--- What you have to do ---
Go through the entries below and collect each line with the string "yang" in it.

--- Dataset items ---

################

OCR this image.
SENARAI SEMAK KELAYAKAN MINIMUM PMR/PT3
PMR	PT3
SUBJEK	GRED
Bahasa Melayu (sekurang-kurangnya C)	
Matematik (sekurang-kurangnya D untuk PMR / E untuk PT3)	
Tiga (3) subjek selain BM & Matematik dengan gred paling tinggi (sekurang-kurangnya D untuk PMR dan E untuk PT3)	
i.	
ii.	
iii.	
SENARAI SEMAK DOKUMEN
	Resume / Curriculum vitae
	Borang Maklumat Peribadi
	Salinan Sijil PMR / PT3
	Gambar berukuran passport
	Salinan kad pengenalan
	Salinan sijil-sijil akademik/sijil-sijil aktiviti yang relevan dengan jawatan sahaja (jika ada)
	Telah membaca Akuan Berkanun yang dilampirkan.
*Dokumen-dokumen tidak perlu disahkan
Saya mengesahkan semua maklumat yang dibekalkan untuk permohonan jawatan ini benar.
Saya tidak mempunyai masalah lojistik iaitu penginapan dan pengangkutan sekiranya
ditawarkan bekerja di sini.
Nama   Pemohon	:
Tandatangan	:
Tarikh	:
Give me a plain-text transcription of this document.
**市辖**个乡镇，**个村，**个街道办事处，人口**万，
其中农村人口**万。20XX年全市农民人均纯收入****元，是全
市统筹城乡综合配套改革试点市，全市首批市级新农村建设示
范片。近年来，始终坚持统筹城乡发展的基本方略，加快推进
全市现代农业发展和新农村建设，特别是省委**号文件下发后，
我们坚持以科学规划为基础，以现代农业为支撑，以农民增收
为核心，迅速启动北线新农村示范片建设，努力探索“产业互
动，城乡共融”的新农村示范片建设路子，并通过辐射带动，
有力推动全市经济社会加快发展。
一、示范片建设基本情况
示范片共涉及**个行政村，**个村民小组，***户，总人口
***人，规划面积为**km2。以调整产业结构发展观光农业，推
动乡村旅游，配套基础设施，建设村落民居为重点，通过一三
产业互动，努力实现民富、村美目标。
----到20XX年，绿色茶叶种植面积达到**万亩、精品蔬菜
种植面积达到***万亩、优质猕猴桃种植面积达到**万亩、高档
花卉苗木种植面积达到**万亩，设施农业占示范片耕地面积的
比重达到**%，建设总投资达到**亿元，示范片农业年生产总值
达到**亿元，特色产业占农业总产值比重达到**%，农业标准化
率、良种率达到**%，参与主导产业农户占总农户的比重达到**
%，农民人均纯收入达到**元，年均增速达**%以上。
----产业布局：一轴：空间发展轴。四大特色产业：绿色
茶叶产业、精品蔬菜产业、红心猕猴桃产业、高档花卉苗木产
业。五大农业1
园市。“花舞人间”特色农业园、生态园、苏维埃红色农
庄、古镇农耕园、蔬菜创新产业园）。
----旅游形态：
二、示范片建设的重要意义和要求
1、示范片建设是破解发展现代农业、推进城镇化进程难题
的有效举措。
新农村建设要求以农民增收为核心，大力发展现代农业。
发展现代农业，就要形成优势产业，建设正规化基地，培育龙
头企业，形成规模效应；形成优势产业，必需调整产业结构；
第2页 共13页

################

--- Finished answer ---
	Salinan sijil-sijil akademik/sijil-sijil aktiviti yang relevan dengan jawatan sahaja (jika ada)
	Telah membaca Akuan Berkanun yang dilampirkan.
Saya mengesahkan semua maklumat yang dibekalkan untuk permohonan jawatan ini benar.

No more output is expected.